◆ **PROBLEM TO WORK ON**
Could you give the data below again, exactly and completely?

::: EXTRACTED INFORMATION

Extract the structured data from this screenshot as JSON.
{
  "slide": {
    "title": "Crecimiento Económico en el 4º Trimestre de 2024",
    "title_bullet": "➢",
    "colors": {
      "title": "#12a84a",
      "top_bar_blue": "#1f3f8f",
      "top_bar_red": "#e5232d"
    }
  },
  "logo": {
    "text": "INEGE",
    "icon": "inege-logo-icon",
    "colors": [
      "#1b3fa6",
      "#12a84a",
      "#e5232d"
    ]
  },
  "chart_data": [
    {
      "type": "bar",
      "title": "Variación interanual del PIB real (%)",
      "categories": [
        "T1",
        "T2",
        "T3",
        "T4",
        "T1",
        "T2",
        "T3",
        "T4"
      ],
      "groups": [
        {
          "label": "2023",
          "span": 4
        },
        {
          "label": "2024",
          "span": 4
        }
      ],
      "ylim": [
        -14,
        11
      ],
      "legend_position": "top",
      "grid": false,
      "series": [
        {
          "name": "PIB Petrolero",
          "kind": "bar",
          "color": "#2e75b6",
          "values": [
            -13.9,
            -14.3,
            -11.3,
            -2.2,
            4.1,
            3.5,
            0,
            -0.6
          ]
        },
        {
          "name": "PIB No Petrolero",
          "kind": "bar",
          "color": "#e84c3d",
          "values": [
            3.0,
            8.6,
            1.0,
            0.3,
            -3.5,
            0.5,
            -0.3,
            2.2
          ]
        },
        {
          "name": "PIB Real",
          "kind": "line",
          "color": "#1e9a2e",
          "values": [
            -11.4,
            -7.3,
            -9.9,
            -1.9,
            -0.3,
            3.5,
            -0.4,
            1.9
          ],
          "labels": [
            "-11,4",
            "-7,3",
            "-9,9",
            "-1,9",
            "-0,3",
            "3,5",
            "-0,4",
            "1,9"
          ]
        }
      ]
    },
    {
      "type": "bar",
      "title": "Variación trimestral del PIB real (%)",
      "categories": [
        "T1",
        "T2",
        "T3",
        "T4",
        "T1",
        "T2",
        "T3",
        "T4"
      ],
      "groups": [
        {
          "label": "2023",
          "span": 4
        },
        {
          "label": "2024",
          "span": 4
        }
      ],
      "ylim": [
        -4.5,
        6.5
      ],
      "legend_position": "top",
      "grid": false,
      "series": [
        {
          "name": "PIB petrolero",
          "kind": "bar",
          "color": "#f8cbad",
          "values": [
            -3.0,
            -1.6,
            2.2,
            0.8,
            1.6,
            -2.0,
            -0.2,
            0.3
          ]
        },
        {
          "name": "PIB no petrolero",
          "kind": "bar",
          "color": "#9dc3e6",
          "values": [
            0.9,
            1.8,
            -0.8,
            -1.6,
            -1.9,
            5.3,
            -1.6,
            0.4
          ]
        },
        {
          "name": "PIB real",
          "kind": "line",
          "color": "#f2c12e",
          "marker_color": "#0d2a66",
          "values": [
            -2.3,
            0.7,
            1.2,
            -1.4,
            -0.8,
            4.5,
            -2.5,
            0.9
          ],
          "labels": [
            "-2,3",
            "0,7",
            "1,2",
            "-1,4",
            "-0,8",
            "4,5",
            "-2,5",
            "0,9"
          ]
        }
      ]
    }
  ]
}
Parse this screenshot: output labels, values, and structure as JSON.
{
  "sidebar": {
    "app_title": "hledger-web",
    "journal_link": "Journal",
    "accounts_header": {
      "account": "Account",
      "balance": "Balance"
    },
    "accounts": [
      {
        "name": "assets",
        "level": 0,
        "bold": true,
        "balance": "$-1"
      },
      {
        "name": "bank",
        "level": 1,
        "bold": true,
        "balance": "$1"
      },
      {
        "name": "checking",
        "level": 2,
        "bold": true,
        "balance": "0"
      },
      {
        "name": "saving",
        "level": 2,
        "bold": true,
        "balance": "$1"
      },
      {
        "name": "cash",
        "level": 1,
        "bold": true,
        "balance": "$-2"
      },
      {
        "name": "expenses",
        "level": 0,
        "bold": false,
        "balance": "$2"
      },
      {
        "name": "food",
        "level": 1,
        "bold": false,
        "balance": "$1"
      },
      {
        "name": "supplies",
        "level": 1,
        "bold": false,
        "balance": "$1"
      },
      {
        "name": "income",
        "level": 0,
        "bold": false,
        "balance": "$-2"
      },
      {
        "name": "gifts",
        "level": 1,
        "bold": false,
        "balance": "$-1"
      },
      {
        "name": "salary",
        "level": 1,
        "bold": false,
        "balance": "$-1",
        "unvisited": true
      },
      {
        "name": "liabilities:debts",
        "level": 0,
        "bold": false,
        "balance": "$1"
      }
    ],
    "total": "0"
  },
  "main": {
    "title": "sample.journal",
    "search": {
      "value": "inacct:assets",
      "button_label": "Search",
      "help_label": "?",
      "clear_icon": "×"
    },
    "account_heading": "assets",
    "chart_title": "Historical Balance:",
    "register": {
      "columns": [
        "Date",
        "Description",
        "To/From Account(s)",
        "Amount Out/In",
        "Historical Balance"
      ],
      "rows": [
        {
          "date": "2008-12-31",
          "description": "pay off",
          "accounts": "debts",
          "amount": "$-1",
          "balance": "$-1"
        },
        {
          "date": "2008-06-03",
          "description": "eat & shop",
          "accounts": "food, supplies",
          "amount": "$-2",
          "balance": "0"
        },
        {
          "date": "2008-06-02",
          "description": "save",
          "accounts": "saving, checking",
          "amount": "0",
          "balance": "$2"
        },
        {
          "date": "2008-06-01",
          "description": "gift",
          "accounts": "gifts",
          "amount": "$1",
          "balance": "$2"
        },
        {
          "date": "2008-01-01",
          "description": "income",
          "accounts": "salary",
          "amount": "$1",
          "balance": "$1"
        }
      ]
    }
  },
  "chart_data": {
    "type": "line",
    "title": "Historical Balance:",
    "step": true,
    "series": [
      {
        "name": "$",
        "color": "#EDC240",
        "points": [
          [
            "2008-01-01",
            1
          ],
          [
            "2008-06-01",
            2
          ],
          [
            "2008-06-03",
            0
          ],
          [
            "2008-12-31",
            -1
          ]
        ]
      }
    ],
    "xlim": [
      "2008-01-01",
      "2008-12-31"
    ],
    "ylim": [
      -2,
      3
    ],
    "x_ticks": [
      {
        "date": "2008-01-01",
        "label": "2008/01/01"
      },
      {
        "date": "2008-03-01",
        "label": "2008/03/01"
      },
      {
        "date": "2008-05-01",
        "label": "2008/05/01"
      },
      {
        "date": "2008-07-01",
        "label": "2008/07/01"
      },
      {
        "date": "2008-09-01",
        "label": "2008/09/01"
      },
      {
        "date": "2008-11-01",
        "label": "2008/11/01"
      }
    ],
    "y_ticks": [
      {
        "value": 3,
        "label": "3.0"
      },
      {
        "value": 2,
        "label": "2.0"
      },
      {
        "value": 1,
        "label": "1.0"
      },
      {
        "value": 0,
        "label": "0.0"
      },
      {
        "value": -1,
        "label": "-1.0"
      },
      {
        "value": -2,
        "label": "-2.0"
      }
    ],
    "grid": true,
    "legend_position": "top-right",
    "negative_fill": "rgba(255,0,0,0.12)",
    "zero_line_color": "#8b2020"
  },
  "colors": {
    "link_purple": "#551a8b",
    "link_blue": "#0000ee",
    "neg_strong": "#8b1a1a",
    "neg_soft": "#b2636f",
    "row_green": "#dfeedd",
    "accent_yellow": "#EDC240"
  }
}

::::::

◆ **RESULT OF THE TASK**
Extract the structured data from this screenshot as JSON.
{
  "slide": {
    "title": "Crecimiento Económico en el 4º Trimestre de 2024",
    "title_bullet": "➢",
    "colors": {
      "title": "#12a84a",
      "top_bar_blue": "#1f3f8f",
      "top_bar_red": "#e5232d"
    }
  },
  "logo": {
    "text": "INEGE",
    "icon": "inege-logo-icon",
    "colors": [
      "#1b3fa6",
      "#12a84a",
      "#e5232d"
    ]
  },
  "chart_data": [
    {
      "type": "bar",
      "title": "Variación interanual del PIB real (%)",
      "categories": [
        "T1",
        "T2",
        "T3",
        "T4",
        "T1",
        "T2",
        "T3",
        "T4"
      ],
      "groups": [
        {
          "label": "2023",
          "span": 4
        },
        {
          "label": "2024",
          "span": 4
        }
      ],
      "ylim": [
        -14,
        11
      ],
      "legend_position": "top",
      "grid": false,
      "series": [
        {
          "name": "PIB Petrolero",
          "kind": "bar",
          "color": "#2e75b6",
          "values": [
            -13.9,
            -14.3,
            -11.3,
            -2.2,
            4.1,
            3.5,
            0,
            -0.6
          ]
        },
        {
          "name": "PIB No Petrolero",
          "kind": "bar",
          "color": "#e84c3d",
          "values": [
            3.0,
            8.6,
            1.0,
            0.3,
            -3.5,
            0.5,
            -0.3,
            2.2
          ]
        },
        {
          "name": "PIB Real",
          "kind": "line",
          "color": "#1e9a2e",
          "values": [
            -11.4,
            -7.3,
            -9.9,
            -1.9,
            -0.3,
            3.5,
            -0.4,
            1.9
          ],
          "labels": [
            "-11,4",
            "-7,3",
            "-9,9",
            "-1,9",
            "-0,3",
            "3,5",
            "-0,4",
            "1,9"
          ]
        }
      ]
    },
    {
      "type": "bar",
      "title": "Variación trimestral del PIB real (%)",
      "categories": [
        "T1",
        "T2",
        "T3",
        "T4",
        "T1",
        "T2",
        "T3",
        "T4"
      ],
      "groups": [
        {
          "label": "2023",
          "span": 4
        },
        {
          "label": "2024",
          "span": 4
        }
      ],
      "ylim": [
        -4.5,
        6.5
      ],
      "legend_position": "top",
      "grid": false,
      "series": [
        {
          "name": "PIB petrolero",
          "kind": "bar",
          "color": "#f8cbad",
          "values": [
            -3.0,
            -1.6,
            2.2,
            0.8,
            1.6,
            -2.0,
            -0.2,
            0.3
          ]
        },
        {
          "name": "PIB no petrolero",
          "kind": "bar",
          "color": "#9dc3e6",
          "values": [
            0.9,
            1.8,
            -0.8,
            -1.6,
            -1.9,
            5.3,
            -1.6,
            0.4
          ]
        },
        {
          "name": "PIB real",
          "kind": "line",
          "color": "#f2c12e",
          "marker_color": "#0d2a66",
          "values": [
            -2.3,
            0.7,
            1.2,
            -1.4,
            -0.8,
            4.5,
            -2.5,
            0.9
          ],
          "labels": [
            "-2,3",
            "0,7",
            "1,2",
            "-1,4",
            "-0,8",
            "4,5",
            "-2,5",
            "0,9"
          ]
        }
      ]
    }
  ]
}
Parse this screenshot: output labels, values, and structure as JSON.
{
  "sidebar": {
    "app_title": "hledger-web",
    "journal_link": "Journal",
    "accounts_header": {
      "account": "Account",
      "balance": "Balance"
    },
    "accounts": [
      {
        "name": "assets",
        "level": 0,
        "bold": true,
        "balance": "$-1"
      },
      {
        "name": "bank",
        "level": 1,
        "bold": true,
        "balance": "$1"
      },
      {
        "name": "checking",
        "level": 2,
        "bold": true,
        "balance": "0"
      },
      {
        "name": "saving",
        "level": 2,
        "bold": true,
        "balance": "$1"
      },
      {
        "name": "cash",
        "level": 1,
        "bold": true,
        "balance": "$-2"
      },
      {
        "name": "expenses",
        "level": 0,
        "bold": false,
        "balance": "$2"
      },
      {
        "name": "food",
        "level": 1,
        "bold": false,
        "balance": "$1"
      },
      {
        "name": "supplies",
        "level": 1,
        "bold": false,
        "balance": "$1"
      },
      {
        "name": "income",
        "level": 0,
        "bold": false,
        "balance": "$-2"
      },
      {
        "name": "gifts",
        "level": 1,
        "bold": false,
        "balance": "$-1"
      },
      {
        "name": "salary",
        "level": 1,
        "bold": false,
        "balance": "$-1",
        "unvisited": true
      },
      {
        "name": "liabilities:debts",
        "level": 0,
        "bold": false,
        "balance": "$1"
      }
    ],
    "total": "0"
  },
  "main": {
    "title": "sample.journal",
    "search": {
      "value": "inacct:assets",
      "button_label": "Search",
      "help_label": "?",
      "clear_icon": "×"
    },
    "account_heading": "assets",
    "chart_title": "Historical Balance:",
    "register": {
      "columns": [
        "Date",
        "Description",
        "To/From Account(s)",
        "Amount Out/In",
        "Historical Balance"
      ],
      "rows": [
        {
          "date": "2008-12-31",
          "description": "pay off",
          "accounts": "debts",
          "amount": "$-1",
          "balance": "$-1"
        },
        {
          "date": "2008-06-03",
          "description": "eat & shop",
          "accounts": "food, supplies",
          "amount": "$-2",
          "balance": "0"
        },
        {
          "date": "2008-06-02",
          "description": "save",
          "accounts": "saving, checking",
          "amount": "0",
          "balance": "$2"
        },
        {
          "date": "2008-06-01",
          "description": "gift",
          "accounts": "gifts",
          "amount": "$1",
          "balance": "$2"
        },
        {
          "date": "2008-01-01",
          "description": "income",
          "accounts": "salary",
          "amount": "$1",
          "balance": "$1"
        }
      ]
    }
  },
  "chart_data": {
    "type": "line",
    "title": "Historical Balance:",
    "step": true,
    "series": [
      {
        "name": "$",
        "color": "#EDC240",
        "points": [
          [
            "2008-01-01",
            1
          ],
          [
            "2008-06-01",
            2
          ],
          [
            "2008-06-03",
            0
          ],
          [
            "2008-12-31",
            -1
          ]
        ]
      }
    ],
    "xlim": [
      "2008-01-01",
      "2008-12-31"
    ],
    "ylim": [
      -2,
      3
    ],
    "x_ticks": [
      {
        "date": "2008-01-01",
        "label": "2008/01/01"
      },
      {
        "date": "2008-03-01",
        "label": "2008/03/01"
      },
      {
        "date": "2008-05-01",
        "label": "2008/05/01"
      },
      {
        "date": "2008-07-01",
        "label": "2008/07/01"
      },
      {
        "date": "2008-09-01",
        "label": "2008/09/01"
      },
      {
        "date": "2008-11-01",
        "label": "2008/11/01"
      }
    ],
    "y_ticks": [
      {
        "value": 3,
        "label": "3.0"
      },
      {
        "value": 2,
        "label": "2.0"
      },
      {
        "value": 1,
        "label": "1.0"
      },
      {
        "value": 0,
        "label": "0.0"
      },
      {
        "value": -1,
        "label": "-1.0"
      },
      {
        "value": -2,
        "label": "-2.0"
      }
    ],
    "grid": true,
    "legend_position": "top-right",
    "negative_fill": "rgba(255,0,0,0.12)",
    "zero_line_color": "#8b2020"
  },
  "colors": {
    "link_purple": "#551a8b",
    "link_blue": "#0000ee",
    "neg_strong": "#8b1a1a",
    "neg_soft": "#b2636f",
    "row_green": "#dfeedd",
    "accent_yellow": "#EDC240"
  }
}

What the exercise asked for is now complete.